WHAT THE TASK ASKS. Leave out any pictures and transcribe all other data below exactly.
%%
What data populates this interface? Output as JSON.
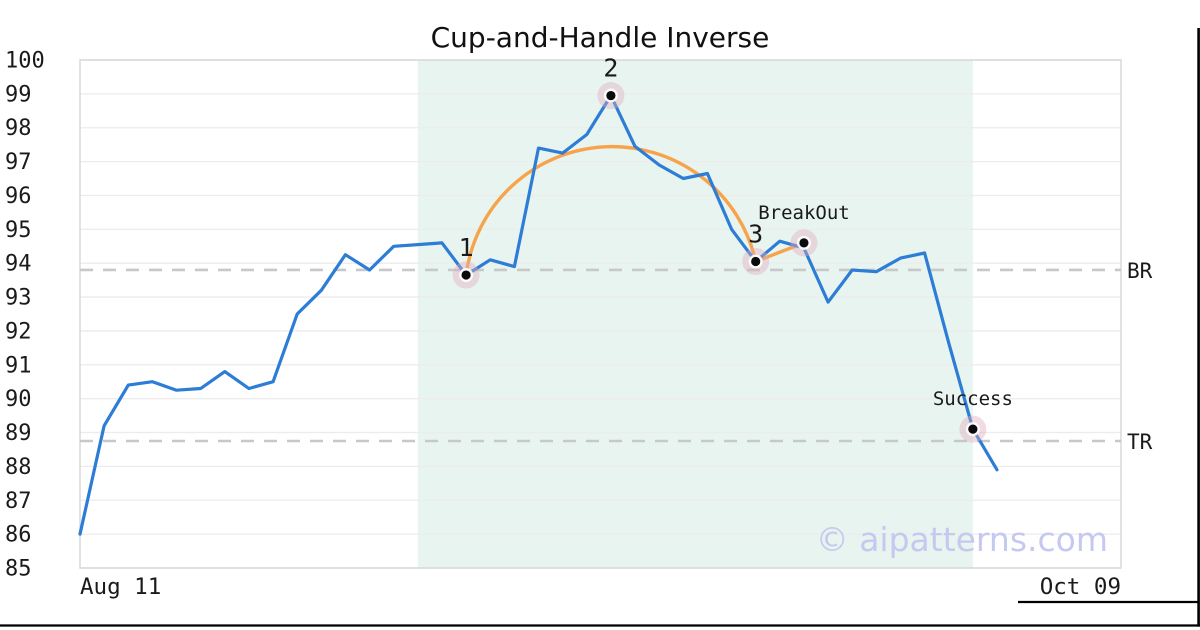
{
  "watermark": "© aipatterns.com",
  "chart_data": {
    "type": "line",
    "title": "Cup-and-Handle Inverse",
    "ylim": [
      85,
      100
    ],
    "y_ticks": [
      100,
      99,
      98,
      97,
      96,
      95,
      94,
      93,
      92,
      91,
      90,
      89,
      88,
      87,
      86,
      85
    ],
    "x_tick_labels": [
      "Aug 11",
      "Oct 09"
    ],
    "grid": "horizontal",
    "legend": "none",
    "series": [
      {
        "name": "price",
        "values": [
          86.0,
          89.2,
          90.4,
          90.5,
          90.25,
          90.3,
          90.8,
          90.3,
          90.5,
          92.5,
          93.2,
          94.25,
          93.8,
          94.5,
          94.55,
          94.6,
          93.65,
          94.1,
          93.9,
          97.4,
          97.25,
          97.8,
          98.95,
          97.45,
          96.9,
          96.5,
          96.65,
          95.0,
          94.05,
          94.65,
          94.45,
          92.85,
          93.8,
          93.75,
          94.15,
          94.3,
          91.65,
          89.1,
          87.9
        ]
      }
    ],
    "pattern_overlay": {
      "name": "inverted-cup-arc-with-handle",
      "arc_points": [
        {
          "label": "1",
          "index": 16,
          "value": 93.65
        },
        {
          "label": "2",
          "index": 22,
          "value": 98.95
        },
        {
          "label": "3",
          "index": 28,
          "value": 94.05
        }
      ],
      "handle_end": {
        "label": "BreakOut",
        "index": 30,
        "value": 94.6
      }
    },
    "markers": [
      {
        "label": "1",
        "index": 16,
        "value": 93.65
      },
      {
        "label": "2",
        "index": 22,
        "value": 98.95
      },
      {
        "label": "3",
        "index": 28,
        "value": 94.05
      },
      {
        "label": "BreakOut",
        "index": 30,
        "value": 94.6
      },
      {
        "label": "Success",
        "index": 37,
        "value": 89.1
      }
    ],
    "levels": [
      {
        "label": "BR",
        "value": 93.8
      },
      {
        "label": "TR",
        "value": 88.75
      }
    ],
    "shaded_region": {
      "from_index": 14,
      "to_index": 37
    },
    "colors": {
      "line": "#2d7cd6",
      "pattern": "#f7a34c",
      "shade": "#e8f4ef",
      "level_dash": "#c8c8c8",
      "grid": "#ececec",
      "border": "#d8d8d8",
      "halo": "rgba(222,172,188,0.42)",
      "halo_core": "rgba(255,255,255,0.9)",
      "dot": "#0a0a0a",
      "text": "#1a1a1a",
      "watermark": "#c6c9ef",
      "frame": "#000000"
    }
  }
}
%%
REPLY TO THE EXERCISE.
What data populates this interface? Output as JSON.
{
  "watermark": "© aipatterns.com",
  "chart_data": {
    "type": "line",
    "title": "Cup-and-Handle Inverse",
    "ylim": [
      85,
      100
    ],
    "y_ticks": [
      100,
      99,
      98,
      97,
      96,
      95,
      94,
      93,
      92,
      91,
      90,
      89,
      88,
      87,
      86,
      85
    ],
    "x_tick_labels": [
      "Aug 11",
      "Oct 09"
    ],
    "grid": "horizontal",
    "legend": "none",
    "series": [
      {
        "name": "price",
        "values": [
          86.0,
          89.2,
          90.4,
          90.5,
          90.25,
          90.3,
          90.8,
          90.3,
          90.5,
          92.5,
          93.2,
          94.25,
          93.8,
          94.5,
          94.55,
          94.6,
          93.65,
          94.1,
          93.9,
          97.4,
          97.25,
          97.8,
          98.95,
          97.45,
          96.9,
          96.5,
          96.65,
          95.0,
          94.05,
          94.65,
          94.45,
          92.85,
          93.8,
          93.75,
          94.15,
          94.3,
          91.65,
          89.1,
          87.9
        ]
      }
    ],
    "pattern_overlay": {
      "name": "inverted-cup-arc-with-handle",
      "arc_points": [
        {
          "label": "1",
          "index": 16,
          "value": 93.65
        },
        {
          "label": "2",
          "index": 22,
          "value": 98.95
        },
        {
          "label": "3",
          "index": 28,
          "value": 94.05
        }
      ],
      "handle_end": {
        "label": "BreakOut",
        "index": 30,
        "value": 94.6
      }
    },
    "markers": [
      {
        "label": "1",
        "index": 16,
        "value": 93.65
      },
      {
        "label": "2",
        "index": 22,
        "value": 98.95
      },
      {
        "label": "3",
        "index": 28,
        "value": 94.05
      },
      {
        "label": "BreakOut",
        "index": 30,
        "value": 94.6
      },
      {
        "label": "Success",
        "index": 37,
        "value": 89.1
      }
    ],
    "levels": [
      {
        "label": "BR",
        "value": 93.8
      },
      {
        "label": "TR",
        "value": 88.75
      }
    ],
    "shaded_region": {
      "from_index": 14,
      "to_index": 37
    },
    "colors": {
      "line": "#2d7cd6",
      "pattern": "#f7a34c",
      "shade": "#e8f4ef",
      "level_dash": "#c8c8c8",
      "grid": "#ececec",
      "border": "#d8d8d8",
      "halo": "rgba(222,172,188,0.42)",
      "halo_core": "rgba(255,255,255,0.9)",
      "dot": "#0a0a0a",
      "text": "#1a1a1a",
      "watermark": "#c6c9ef",
      "frame": "#000000"
    }
  }
}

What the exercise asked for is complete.